> **Written exercise**
Your task is to transcribe the data in full.

> **Records shown**

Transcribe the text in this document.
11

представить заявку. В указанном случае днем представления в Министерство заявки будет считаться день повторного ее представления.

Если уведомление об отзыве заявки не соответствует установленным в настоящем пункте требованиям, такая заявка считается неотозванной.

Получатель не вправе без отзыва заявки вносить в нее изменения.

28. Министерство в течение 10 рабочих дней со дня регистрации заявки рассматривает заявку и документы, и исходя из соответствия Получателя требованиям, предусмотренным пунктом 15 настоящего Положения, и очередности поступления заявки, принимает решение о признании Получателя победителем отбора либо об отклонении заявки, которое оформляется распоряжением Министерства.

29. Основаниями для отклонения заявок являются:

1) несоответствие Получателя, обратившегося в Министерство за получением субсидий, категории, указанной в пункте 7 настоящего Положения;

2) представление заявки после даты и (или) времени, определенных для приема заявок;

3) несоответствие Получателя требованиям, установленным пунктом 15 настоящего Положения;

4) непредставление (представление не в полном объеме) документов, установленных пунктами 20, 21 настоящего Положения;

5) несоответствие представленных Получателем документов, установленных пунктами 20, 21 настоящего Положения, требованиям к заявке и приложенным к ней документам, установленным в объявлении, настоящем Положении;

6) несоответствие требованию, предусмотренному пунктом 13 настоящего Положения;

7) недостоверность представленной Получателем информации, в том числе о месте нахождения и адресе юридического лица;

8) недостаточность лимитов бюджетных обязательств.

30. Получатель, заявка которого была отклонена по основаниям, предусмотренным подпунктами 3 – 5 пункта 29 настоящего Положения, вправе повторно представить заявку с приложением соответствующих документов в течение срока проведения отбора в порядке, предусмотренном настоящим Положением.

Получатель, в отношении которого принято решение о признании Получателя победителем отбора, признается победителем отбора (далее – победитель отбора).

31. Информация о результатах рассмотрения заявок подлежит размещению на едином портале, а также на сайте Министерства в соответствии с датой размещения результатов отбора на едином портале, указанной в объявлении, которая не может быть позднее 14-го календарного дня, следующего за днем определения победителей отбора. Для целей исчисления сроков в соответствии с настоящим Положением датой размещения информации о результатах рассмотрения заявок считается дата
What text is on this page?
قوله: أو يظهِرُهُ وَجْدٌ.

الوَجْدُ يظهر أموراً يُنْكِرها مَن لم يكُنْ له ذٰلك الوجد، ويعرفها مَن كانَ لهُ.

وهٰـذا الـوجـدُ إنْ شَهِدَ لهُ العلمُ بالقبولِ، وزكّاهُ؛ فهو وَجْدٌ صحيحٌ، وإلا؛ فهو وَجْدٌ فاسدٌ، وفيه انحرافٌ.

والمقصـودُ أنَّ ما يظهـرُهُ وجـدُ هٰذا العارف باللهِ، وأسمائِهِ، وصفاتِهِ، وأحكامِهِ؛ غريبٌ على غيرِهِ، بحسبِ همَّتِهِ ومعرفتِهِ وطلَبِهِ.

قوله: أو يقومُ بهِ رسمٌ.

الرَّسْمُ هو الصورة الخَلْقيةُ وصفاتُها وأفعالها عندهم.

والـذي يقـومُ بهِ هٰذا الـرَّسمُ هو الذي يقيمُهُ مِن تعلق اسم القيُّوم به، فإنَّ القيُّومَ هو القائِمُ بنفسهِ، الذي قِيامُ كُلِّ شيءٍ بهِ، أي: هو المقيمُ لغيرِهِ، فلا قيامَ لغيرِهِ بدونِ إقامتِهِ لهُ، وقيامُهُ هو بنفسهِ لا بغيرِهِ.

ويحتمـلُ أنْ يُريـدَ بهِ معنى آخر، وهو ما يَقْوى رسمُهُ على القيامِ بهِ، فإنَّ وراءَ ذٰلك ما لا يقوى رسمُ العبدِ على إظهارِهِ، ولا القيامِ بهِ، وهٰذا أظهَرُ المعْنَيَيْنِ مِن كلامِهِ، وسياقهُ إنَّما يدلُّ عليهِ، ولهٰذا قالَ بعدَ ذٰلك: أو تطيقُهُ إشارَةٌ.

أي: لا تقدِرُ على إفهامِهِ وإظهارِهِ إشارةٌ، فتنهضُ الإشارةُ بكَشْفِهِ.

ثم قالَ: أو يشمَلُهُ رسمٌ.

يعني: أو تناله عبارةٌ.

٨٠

> **Solution to this task**
Transcribe the text in this document.
11

представить заявку. В указанном случае днем представления в Министерство заявки будет считаться день повторного ее представления.

Если уведомление об отзыве заявки не соответствует установленным в настоящем пункте требованиям, такая заявка считается неотозванной.

Получатель не вправе без отзыва заявки вносить в нее изменения.

28. Министерство в течение 10 рабочих дней со дня регистрации заявки рассматривает заявку и документы, и исходя из соответствия Получателя требованиям, предусмотренным пунктом 15 настоящего Положения, и очередности поступления заявки, принимает решение о признании Получателя победителем отбора либо об отклонении заявки, которое оформляется распоряжением Министерства.

29. Основаниями для отклонения заявок являются:

1) несоответствие Получателя, обратившегося в Министерство за получением субсидий, категории, указанной в пункте 7 настоящего Положения;

2) представление заявки после даты и (или) времени, определенных для приема заявок;

3) несоответствие Получателя требованиям, установленным пунктом 15 настоящего Положения;

4) непредставление (представление не в полном объеме) документов, установленных пунктами 20, 21 настоящего Положения;

5) несоответствие представленных Получателем документов, установленных пунктами 20, 21 настоящего Положения, требованиям к заявке и приложенным к ней документам, установленным в объявлении, настоящем Положении;

6) несоответствие требованию, предусмотренному пунктом 13 настоящего Положения;

7) недостоверность представленной Получателем информации, в том числе о месте нахождения и адресе юридического лица;

8) недостаточность лимитов бюджетных обязательств.

30. Получатель, заявка которого была отклонена по основаниям, предусмотренным подпунктами 3 – 5 пункта 29 настоящего Положения, вправе повторно представить заявку с приложением соответствующих документов в течение срока проведения отбора в порядке, предусмотренном настоящим Положением.

Получатель, в отношении которого принято решение о признании Получателя победителем отбора, признается победителем отбора (далее – победитель отбора).

31. Информация о результатах рассмотрения заявок подлежит размещению на едином портале, а также на сайте Министерства в соответствии с датой размещения результатов отбора на едином портале, указанной в объявлении, которая не может быть позднее 14-го календарного дня, следующего за днем определения победителей отбора. Для целей исчисления сроков в соответствии с настоящим Положением датой размещения информации о результатах рассмотрения заявок считается дата
What text is on this page?
قوله: أو يظهِرُهُ وَجْدٌ.

الوَجْدُ يظهر أموراً يُنْكِرها مَن لم يكُنْ له ذٰلك الوجد، ويعرفها مَن كانَ لهُ.

وهٰـذا الـوجـدُ إنْ شَهِدَ لهُ العلمُ بالقبولِ، وزكّاهُ؛ فهو وَجْدٌ صحيحٌ، وإلا؛ فهو وَجْدٌ فاسدٌ، وفيه انحرافٌ.

والمقصـودُ أنَّ ما يظهـرُهُ وجـدُ هٰذا العارف باللهِ، وأسمائِهِ، وصفاتِهِ، وأحكامِهِ؛ غريبٌ على غيرِهِ، بحسبِ همَّتِهِ ومعرفتِهِ وطلَبِهِ.

قوله: أو يقومُ بهِ رسمٌ.

الرَّسْمُ هو الصورة الخَلْقيةُ وصفاتُها وأفعالها عندهم.

والـذي يقـومُ بهِ هٰذا الـرَّسمُ هو الذي يقيمُهُ مِن تعلق اسم القيُّوم به، فإنَّ القيُّومَ هو القائِمُ بنفسهِ، الذي قِيامُ كُلِّ شيءٍ بهِ، أي: هو المقيمُ لغيرِهِ، فلا قيامَ لغيرِهِ بدونِ إقامتِهِ لهُ، وقيامُهُ هو بنفسهِ لا بغيرِهِ.

ويحتمـلُ أنْ يُريـدَ بهِ معنى آخر، وهو ما يَقْوى رسمُهُ على القيامِ بهِ، فإنَّ وراءَ ذٰلك ما لا يقوى رسمُ العبدِ على إظهارِهِ، ولا القيامِ بهِ، وهٰذا أظهَرُ المعْنَيَيْنِ مِن كلامِهِ، وسياقهُ إنَّما يدلُّ عليهِ، ولهٰذا قالَ بعدَ ذٰلك: أو تطيقُهُ إشارَةٌ.

أي: لا تقدِرُ على إفهامِهِ وإظهارِهِ إشارةٌ، فتنهضُ الإشارةُ بكَشْفِهِ.

ثم قالَ: أو يشمَلُهُ رسمٌ.

يعني: أو تناله عبارةٌ.

٨٠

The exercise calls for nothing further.